* Start Task material *
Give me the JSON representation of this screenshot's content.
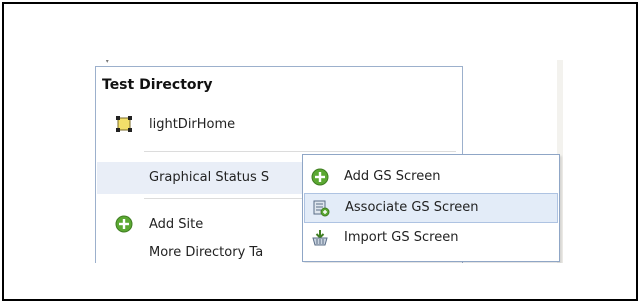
{
  "menu": {
    "title": "Test Directory",
    "items": [
      {
        "label": "lightDirHome",
        "icon": "directory-box-icon"
      },
      {
        "label": "Graphical Status S",
        "icon": "none",
        "selected": true
      },
      {
        "label": "Add Site",
        "icon": "plus-circle-icon"
      },
      {
        "label": "More Directory Ta",
        "icon": "none"
      }
    ]
  },
  "submenu": {
    "items": [
      {
        "label": "Add GS Screen",
        "icon": "plus-circle-icon"
      },
      {
        "label": "Associate GS Screen",
        "icon": "associate-screen-icon",
        "highlighted": true
      },
      {
        "label": "Import GS Screen",
        "icon": "import-basket-icon"
      }
    ]
  },
  "colors": {
    "border": "#9cb0cc",
    "highlight": "#e3ecf8",
    "plus_green": "#5ba832"
  }
}
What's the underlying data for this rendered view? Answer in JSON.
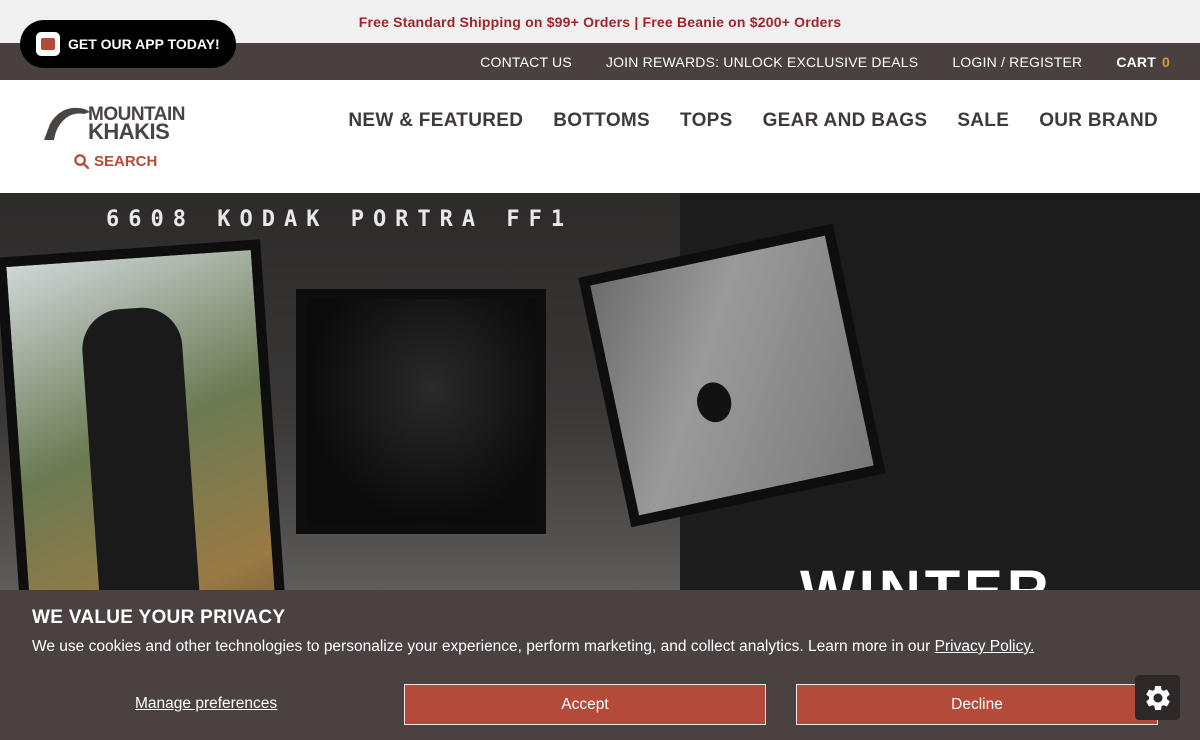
{
  "promo": {
    "text": "Free Standard Shipping on $99+ Orders | Free Beanie on $200+ Orders"
  },
  "app_banner": {
    "label": "GET OUR APP TODAY!"
  },
  "utility_nav": {
    "contact": "CONTACT US",
    "rewards": "JOIN REWARDS: UNLOCK EXCLUSIVE DEALS",
    "login": "LOGIN / REGISTER",
    "cart_label": "CART",
    "cart_count": "0"
  },
  "header": {
    "logo_line1": "MOUNTAIN",
    "logo_line2": "KHAKIS",
    "search_label": "SEARCH"
  },
  "main_nav": [
    {
      "label": "NEW & FEATURED"
    },
    {
      "label": "BOTTOMS"
    },
    {
      "label": "TOPS"
    },
    {
      "label": "GEAR AND BAGS"
    },
    {
      "label": "SALE"
    },
    {
      "label": "OUR BRAND"
    }
  ],
  "hero": {
    "film_text": "6608 KODAK PORTRA FF1",
    "headline": "WINTER"
  },
  "cookie_banner": {
    "title": "WE VALUE YOUR PRIVACY",
    "body": "We use cookies and other technologies to personalize your experience, perform marketing, and collect analytics. Learn more in our",
    "policy_link": "Privacy Policy.",
    "manage": "Manage preferences",
    "accept": "Accept",
    "decline": "Decline"
  },
  "colors": {
    "brand_red": "#b44a3a",
    "promo_text": "#a3232b",
    "util_bg": "#48413f",
    "cart_count": "#e39a2b",
    "cookie_bg": "#4a4241"
  },
  "icons": [
    "app-logo-icon",
    "search-icon",
    "mountain-logo-icon",
    "gear-icon"
  ]
}
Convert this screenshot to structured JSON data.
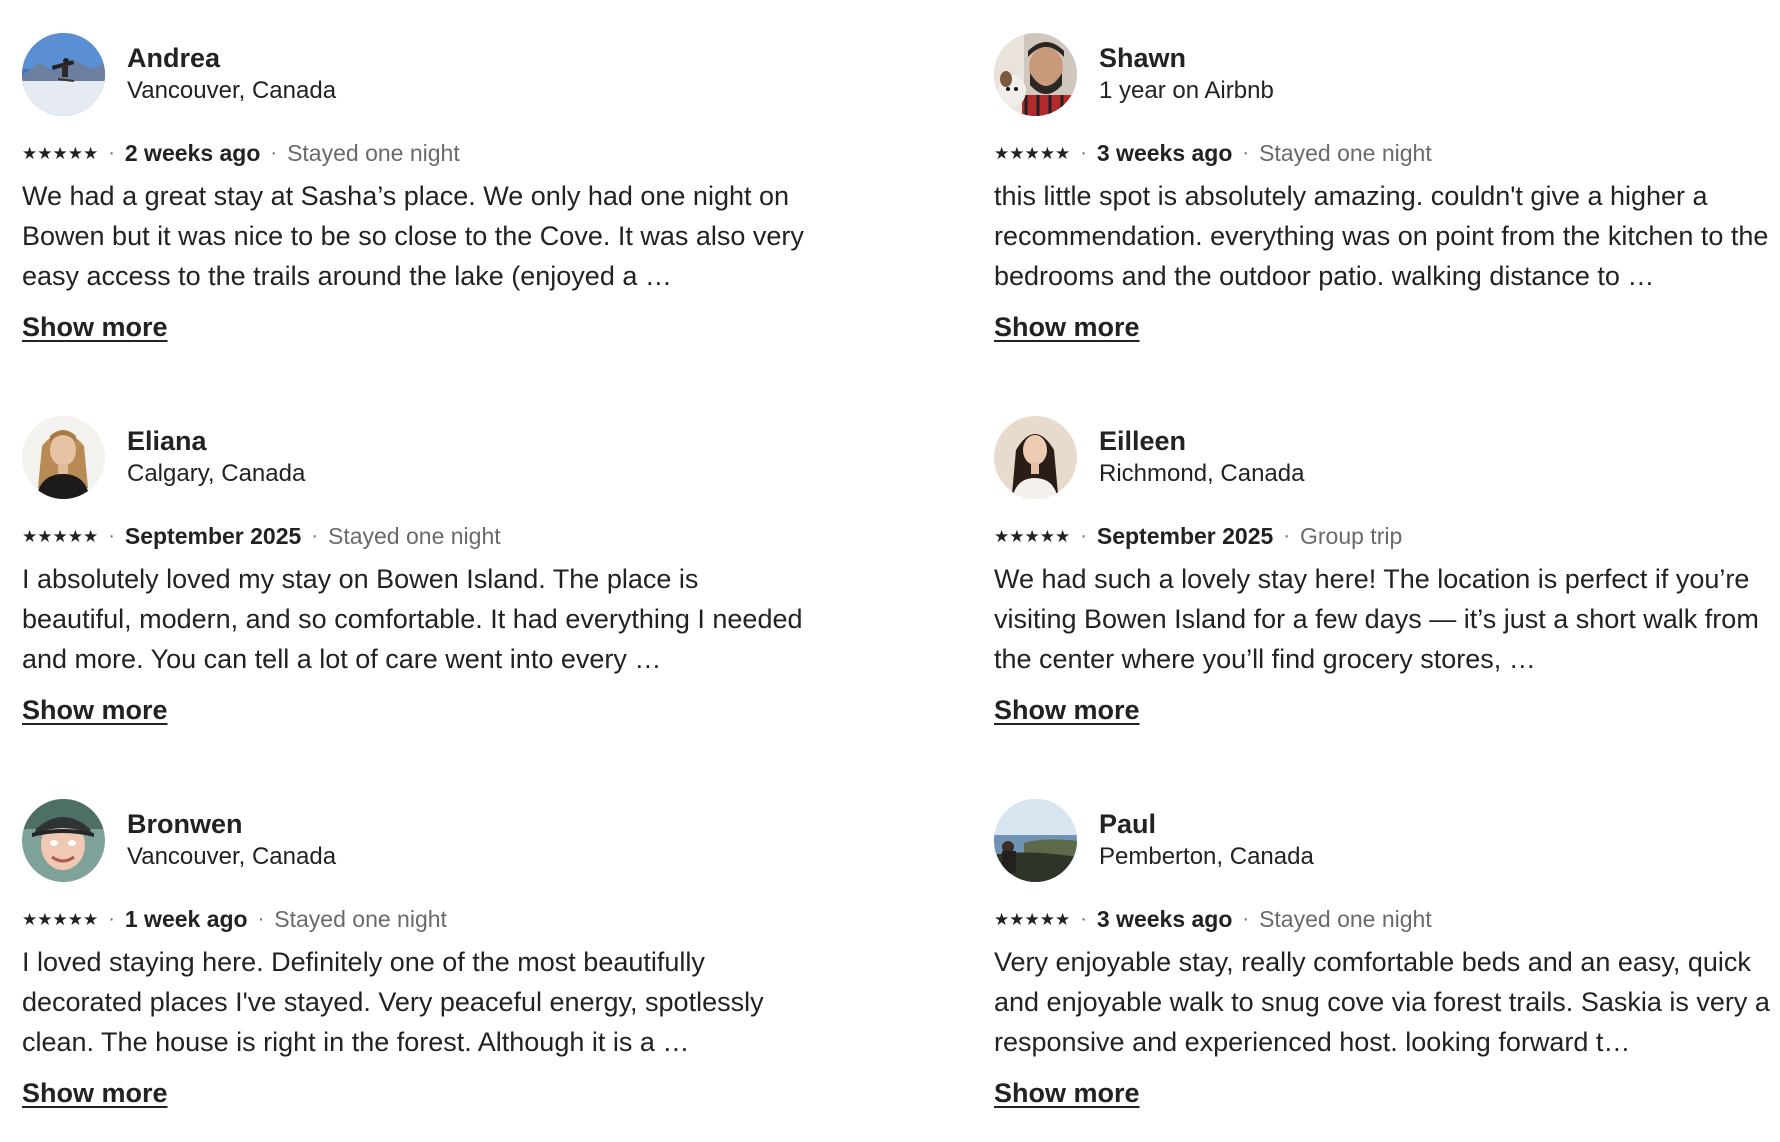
{
  "reviews": [
    {
      "name": "Andrea",
      "sub": "Vancouver, Canada",
      "rating_stars": 5,
      "stars": "★★★★★",
      "date": "2 weeks ago",
      "stay": "Stayed one night",
      "text": "We had a great stay at Sasha’s place. We only had one night on Bowen but it was nice to be so close to the Cove. It was also very easy access to the trails around the lake (enjoyed a …",
      "show_more": "Show more",
      "avatar": "avatar-snow-photo"
    },
    {
      "name": "Shawn",
      "sub": "1 year on Airbnb",
      "rating_stars": 5,
      "stars": "★★★★★",
      "date": "3 weeks ago",
      "stay": "Stayed one night",
      "text": "this little spot is absolutely amazing. couldn't give a higher a recommendation. everything was on point from the kitchen to the bedrooms and the outdoor patio. walking distance to …",
      "show_more": "Show more",
      "avatar": "avatar-man-with-dog"
    },
    {
      "name": "Eliana",
      "sub": "Calgary, Canada",
      "rating_stars": 5,
      "stars": "★★★★★",
      "date": "September 2025",
      "stay": "Stayed one night",
      "text": "I absolutely loved my stay on Bowen Island. The place is beautiful, modern, and so comfortable. It had everything I needed and more. You can tell a lot of care went into every …",
      "show_more": "Show more",
      "avatar": "avatar-woman-portrait"
    },
    {
      "name": "Eilleen",
      "sub": "Richmond, Canada",
      "rating_stars": 5,
      "stars": "★★★★★",
      "date": "September 2025",
      "stay": "Group trip",
      "text": "We had such a lovely stay here! The location is perfect if you’re visiting Bowen Island for a few days — it’s just a short walk from the center where you’ll find grocery stores, …",
      "show_more": "Show more",
      "avatar": "avatar-woman-dark-hair"
    },
    {
      "name": "Bronwen",
      "sub": "Vancouver, Canada",
      "rating_stars": 5,
      "stars": "★★★★★",
      "date": "1 week ago",
      "stay": "Stayed one night",
      "text": "I loved staying here. Definitely one of the most beautifully decorated places I've stayed. Very peaceful energy, spotlessly clean. The house is right in the forest. Although it is a …",
      "show_more": "Show more",
      "avatar": "avatar-woman-cap"
    },
    {
      "name": "Paul",
      "sub": "Pemberton, Canada",
      "rating_stars": 5,
      "stars": "★★★★★",
      "date": "3 weeks ago",
      "stay": "Stayed one night",
      "text": "Very enjoyable stay, really comfortable beds and an easy, quick and enjoyable walk to snug cove via forest trails. Saskia is very a responsive and experienced host. looking forward t…",
      "show_more": "Show more",
      "avatar": "avatar-coast-landscape"
    }
  ],
  "separator": "·",
  "colors": {
    "text": "#222222",
    "muted": "#6a6a6a",
    "background": "#ffffff"
  }
}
* End Task material *
In the entries above, find lines with "avatar" and copy each.

      "avatar": "avatar-snow-photo"
      "avatar": "avatar-man-with-dog"
      "avatar": "avatar-woman-portrait"
      "avatar": "avatar-woman-dark-hair"
      "avatar": "avatar-woman-cap"
      "avatar": "avatar-coast-landscape"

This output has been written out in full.